[Dataset entries]
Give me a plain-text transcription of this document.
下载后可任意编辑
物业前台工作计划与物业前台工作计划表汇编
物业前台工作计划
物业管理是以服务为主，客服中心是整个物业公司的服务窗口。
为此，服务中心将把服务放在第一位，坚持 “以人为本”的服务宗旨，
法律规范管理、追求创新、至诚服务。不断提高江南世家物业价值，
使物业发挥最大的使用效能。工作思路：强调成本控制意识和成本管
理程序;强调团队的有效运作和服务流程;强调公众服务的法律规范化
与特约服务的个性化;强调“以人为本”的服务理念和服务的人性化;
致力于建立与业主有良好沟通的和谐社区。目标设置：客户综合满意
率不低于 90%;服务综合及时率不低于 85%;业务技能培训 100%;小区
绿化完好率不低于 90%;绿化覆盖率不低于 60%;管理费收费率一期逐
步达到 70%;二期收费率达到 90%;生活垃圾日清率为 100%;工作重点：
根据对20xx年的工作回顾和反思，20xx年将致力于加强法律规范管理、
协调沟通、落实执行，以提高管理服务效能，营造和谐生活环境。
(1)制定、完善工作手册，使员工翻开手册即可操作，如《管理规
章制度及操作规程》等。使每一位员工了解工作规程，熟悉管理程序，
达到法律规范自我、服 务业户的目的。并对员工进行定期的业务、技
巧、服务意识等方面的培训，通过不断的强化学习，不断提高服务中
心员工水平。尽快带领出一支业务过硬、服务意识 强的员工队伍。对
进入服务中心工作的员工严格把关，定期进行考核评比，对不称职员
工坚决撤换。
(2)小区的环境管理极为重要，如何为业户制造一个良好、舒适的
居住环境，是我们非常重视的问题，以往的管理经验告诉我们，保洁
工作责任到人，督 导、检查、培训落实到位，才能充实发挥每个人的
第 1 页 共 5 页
...
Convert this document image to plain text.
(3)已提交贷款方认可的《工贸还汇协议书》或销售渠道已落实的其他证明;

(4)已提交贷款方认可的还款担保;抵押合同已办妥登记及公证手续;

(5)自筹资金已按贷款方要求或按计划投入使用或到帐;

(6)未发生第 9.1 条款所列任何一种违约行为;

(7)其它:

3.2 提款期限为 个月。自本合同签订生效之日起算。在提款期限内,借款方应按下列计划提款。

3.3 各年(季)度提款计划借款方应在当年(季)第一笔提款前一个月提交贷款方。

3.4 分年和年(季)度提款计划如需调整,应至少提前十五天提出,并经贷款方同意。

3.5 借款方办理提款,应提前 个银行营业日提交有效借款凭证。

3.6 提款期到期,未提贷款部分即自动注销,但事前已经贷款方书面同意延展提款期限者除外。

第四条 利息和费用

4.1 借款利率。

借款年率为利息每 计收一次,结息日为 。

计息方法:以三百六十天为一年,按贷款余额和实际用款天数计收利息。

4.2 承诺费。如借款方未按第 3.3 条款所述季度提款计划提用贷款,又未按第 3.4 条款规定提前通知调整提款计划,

> _GIVEN PROBLEM_
Show every line above in which the word "this" occurs.

> _SOLUTION_
Give me a plain-text transcription of this document.
Convert this document image to plain text.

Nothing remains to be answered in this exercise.